Requirement
Pick out every line of the entries below where "Planung" occurs, and copy those lines.
** START OF Provided data **
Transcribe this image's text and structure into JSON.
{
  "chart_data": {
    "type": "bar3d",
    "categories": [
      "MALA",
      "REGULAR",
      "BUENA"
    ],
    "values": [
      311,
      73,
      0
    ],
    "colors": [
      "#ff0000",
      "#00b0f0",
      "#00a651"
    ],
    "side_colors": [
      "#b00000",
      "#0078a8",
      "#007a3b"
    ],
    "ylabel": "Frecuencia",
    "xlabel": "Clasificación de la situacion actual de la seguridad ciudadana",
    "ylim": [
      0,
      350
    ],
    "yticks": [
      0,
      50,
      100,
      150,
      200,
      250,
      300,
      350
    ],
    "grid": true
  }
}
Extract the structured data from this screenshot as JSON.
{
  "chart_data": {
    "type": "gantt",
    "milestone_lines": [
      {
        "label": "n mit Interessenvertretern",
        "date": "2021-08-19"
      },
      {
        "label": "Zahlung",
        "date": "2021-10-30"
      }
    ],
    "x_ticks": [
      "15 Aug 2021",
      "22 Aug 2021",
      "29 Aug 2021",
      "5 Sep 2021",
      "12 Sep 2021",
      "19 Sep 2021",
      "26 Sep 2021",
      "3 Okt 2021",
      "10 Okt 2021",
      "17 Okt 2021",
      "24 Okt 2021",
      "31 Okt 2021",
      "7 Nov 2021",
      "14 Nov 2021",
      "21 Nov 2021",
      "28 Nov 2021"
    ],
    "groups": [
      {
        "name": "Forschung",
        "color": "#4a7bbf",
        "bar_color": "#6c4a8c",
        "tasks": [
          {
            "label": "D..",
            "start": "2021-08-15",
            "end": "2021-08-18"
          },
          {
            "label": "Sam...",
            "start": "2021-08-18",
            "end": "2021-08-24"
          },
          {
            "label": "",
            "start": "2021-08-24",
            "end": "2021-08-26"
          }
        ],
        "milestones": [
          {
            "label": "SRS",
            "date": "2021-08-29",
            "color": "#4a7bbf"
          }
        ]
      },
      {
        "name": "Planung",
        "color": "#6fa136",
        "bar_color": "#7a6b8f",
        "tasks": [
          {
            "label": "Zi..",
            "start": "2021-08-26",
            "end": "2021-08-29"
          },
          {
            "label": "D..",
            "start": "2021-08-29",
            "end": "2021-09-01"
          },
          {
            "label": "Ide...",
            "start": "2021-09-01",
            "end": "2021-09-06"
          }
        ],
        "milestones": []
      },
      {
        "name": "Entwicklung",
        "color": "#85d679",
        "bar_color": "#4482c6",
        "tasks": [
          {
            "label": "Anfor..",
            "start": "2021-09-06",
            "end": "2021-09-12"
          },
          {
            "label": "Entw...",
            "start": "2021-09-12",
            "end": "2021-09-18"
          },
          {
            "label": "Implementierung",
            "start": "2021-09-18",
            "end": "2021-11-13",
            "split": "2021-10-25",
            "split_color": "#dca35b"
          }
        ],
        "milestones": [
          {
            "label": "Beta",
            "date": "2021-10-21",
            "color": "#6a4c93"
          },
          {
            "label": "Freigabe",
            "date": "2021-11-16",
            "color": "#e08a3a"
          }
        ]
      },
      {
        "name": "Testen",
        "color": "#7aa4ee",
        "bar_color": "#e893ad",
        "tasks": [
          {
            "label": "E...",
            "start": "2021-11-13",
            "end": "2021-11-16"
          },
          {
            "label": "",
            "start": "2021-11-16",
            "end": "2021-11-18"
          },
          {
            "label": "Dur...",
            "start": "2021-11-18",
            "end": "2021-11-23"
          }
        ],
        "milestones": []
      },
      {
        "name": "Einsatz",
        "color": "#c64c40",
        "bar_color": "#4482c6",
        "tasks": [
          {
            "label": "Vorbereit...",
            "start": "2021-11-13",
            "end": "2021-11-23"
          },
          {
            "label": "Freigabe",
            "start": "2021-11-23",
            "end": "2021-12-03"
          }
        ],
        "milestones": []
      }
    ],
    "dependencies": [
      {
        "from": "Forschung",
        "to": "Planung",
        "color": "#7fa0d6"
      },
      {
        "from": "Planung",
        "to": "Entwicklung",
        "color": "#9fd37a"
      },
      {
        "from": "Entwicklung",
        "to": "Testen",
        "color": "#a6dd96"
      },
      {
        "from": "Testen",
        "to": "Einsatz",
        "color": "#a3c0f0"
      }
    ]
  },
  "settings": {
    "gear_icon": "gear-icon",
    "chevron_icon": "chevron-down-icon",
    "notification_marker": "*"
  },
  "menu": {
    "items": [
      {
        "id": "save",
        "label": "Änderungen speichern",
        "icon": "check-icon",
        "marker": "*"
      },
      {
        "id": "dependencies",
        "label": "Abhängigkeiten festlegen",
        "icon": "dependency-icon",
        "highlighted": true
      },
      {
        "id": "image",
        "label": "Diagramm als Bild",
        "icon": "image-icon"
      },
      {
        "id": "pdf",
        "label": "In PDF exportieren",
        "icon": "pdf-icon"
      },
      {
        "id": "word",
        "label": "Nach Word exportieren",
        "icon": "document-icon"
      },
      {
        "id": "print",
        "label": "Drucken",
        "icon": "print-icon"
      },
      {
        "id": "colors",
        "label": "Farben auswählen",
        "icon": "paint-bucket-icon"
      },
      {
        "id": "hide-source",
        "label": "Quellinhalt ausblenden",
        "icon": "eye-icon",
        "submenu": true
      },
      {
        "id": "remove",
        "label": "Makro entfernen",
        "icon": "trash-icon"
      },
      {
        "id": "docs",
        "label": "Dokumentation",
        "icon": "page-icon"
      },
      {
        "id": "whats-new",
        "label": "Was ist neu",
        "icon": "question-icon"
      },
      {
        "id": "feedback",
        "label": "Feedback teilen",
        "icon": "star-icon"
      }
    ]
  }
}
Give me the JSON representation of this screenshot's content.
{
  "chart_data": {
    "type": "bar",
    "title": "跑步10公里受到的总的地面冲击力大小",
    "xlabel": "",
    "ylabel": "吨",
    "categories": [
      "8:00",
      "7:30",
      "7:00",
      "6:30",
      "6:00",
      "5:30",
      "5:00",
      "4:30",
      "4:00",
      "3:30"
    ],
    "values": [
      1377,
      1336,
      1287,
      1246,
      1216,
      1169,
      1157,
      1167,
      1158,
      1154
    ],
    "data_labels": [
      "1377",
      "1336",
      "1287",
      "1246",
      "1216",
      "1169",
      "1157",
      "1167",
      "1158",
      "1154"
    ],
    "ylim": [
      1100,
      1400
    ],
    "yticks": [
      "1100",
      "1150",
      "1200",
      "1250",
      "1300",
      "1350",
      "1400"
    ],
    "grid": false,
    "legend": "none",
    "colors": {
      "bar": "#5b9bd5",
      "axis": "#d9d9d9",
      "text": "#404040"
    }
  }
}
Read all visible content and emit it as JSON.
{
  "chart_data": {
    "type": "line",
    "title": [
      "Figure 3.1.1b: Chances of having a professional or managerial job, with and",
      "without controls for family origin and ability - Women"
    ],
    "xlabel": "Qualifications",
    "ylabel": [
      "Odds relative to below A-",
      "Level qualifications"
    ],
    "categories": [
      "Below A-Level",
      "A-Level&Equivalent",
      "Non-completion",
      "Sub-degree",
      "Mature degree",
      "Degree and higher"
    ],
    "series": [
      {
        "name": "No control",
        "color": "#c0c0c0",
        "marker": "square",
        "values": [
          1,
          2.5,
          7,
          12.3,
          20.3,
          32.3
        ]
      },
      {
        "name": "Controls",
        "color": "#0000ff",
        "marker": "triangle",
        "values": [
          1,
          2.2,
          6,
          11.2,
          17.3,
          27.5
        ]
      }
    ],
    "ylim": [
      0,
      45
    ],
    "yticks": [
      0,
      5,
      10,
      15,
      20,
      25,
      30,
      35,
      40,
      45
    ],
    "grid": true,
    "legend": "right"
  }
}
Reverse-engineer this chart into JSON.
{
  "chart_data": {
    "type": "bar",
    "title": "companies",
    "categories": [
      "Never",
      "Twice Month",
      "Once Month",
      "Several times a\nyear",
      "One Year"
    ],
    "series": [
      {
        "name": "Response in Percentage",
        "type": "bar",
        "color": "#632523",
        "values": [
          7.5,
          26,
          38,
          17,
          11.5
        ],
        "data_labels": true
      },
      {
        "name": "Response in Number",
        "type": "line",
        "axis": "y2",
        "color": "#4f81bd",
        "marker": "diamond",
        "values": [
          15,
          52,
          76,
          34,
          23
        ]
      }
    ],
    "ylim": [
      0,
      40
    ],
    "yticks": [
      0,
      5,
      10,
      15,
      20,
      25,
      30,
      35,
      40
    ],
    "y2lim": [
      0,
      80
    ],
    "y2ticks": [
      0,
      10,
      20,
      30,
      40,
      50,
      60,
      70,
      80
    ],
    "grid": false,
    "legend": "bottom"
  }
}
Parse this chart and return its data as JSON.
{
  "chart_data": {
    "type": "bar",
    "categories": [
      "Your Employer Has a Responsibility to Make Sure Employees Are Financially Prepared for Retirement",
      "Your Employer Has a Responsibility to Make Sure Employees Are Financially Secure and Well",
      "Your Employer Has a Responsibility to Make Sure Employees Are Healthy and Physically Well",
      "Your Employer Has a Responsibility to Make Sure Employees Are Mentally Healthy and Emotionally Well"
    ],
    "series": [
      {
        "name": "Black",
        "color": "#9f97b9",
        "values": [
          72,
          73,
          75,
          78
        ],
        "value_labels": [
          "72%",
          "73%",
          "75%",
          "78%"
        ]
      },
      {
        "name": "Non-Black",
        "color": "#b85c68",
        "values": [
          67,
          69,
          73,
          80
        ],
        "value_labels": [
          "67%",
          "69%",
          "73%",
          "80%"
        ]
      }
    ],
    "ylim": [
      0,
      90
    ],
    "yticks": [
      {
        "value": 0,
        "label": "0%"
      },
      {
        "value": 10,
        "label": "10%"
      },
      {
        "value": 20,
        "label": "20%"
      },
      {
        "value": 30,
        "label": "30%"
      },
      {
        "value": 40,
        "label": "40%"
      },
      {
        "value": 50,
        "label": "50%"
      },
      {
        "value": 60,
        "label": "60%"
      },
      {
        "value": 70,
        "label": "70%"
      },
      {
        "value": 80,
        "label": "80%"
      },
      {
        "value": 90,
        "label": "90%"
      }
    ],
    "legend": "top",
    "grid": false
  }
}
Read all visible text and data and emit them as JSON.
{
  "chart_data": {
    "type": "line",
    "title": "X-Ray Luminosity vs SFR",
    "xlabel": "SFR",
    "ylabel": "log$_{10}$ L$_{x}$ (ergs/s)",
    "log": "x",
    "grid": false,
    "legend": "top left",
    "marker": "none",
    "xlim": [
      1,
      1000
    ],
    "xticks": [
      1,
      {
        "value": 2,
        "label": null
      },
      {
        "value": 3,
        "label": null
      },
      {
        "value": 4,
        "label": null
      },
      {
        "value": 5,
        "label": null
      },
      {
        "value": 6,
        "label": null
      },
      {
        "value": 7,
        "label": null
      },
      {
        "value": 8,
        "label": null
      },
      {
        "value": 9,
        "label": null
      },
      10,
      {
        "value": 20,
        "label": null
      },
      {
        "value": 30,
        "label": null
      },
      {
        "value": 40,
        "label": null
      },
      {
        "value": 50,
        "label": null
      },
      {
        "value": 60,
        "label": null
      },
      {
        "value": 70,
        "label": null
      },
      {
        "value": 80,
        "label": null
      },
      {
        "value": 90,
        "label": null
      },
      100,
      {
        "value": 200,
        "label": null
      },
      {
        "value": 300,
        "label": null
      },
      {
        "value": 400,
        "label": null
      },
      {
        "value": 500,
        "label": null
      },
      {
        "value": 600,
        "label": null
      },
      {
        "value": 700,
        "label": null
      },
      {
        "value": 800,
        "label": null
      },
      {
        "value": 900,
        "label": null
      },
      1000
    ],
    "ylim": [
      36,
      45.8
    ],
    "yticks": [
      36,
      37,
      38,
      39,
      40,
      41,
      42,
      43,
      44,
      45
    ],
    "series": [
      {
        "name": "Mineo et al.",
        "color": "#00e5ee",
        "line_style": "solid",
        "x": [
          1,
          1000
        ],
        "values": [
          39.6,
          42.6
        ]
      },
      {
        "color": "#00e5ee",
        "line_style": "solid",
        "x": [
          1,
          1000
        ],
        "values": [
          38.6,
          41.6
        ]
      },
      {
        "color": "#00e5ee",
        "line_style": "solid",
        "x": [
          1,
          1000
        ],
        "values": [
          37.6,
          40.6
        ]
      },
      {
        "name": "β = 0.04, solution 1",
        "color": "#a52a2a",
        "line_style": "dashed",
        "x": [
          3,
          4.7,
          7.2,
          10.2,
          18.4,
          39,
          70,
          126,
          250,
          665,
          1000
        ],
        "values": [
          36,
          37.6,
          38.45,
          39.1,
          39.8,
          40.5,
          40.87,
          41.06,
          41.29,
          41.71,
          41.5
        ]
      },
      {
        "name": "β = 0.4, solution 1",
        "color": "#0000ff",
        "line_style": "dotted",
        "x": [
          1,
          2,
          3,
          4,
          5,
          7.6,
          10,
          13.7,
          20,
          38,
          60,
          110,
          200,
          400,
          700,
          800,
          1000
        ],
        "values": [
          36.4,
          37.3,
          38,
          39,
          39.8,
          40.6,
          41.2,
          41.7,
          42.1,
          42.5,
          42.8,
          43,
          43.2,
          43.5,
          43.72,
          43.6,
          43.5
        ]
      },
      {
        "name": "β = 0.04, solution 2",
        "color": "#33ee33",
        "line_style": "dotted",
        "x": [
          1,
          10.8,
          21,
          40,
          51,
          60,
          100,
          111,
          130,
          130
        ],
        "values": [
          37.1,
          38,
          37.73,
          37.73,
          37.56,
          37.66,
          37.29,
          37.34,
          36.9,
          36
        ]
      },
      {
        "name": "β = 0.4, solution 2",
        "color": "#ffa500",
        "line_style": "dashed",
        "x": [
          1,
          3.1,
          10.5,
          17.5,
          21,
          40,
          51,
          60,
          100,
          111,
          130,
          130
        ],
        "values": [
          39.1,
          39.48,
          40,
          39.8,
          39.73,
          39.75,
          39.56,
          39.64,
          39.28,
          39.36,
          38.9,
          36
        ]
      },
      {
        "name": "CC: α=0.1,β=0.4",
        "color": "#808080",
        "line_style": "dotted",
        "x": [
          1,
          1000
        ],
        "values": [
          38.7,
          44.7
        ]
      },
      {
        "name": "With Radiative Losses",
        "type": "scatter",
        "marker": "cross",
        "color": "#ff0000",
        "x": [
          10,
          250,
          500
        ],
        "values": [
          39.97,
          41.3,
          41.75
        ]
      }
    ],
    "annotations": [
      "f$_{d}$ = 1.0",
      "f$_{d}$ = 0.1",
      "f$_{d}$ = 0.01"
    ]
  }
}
** END OF Provided data **
Reply to the task
        "name": "Planung",
        "to": "Planung",
        "from": "Planung",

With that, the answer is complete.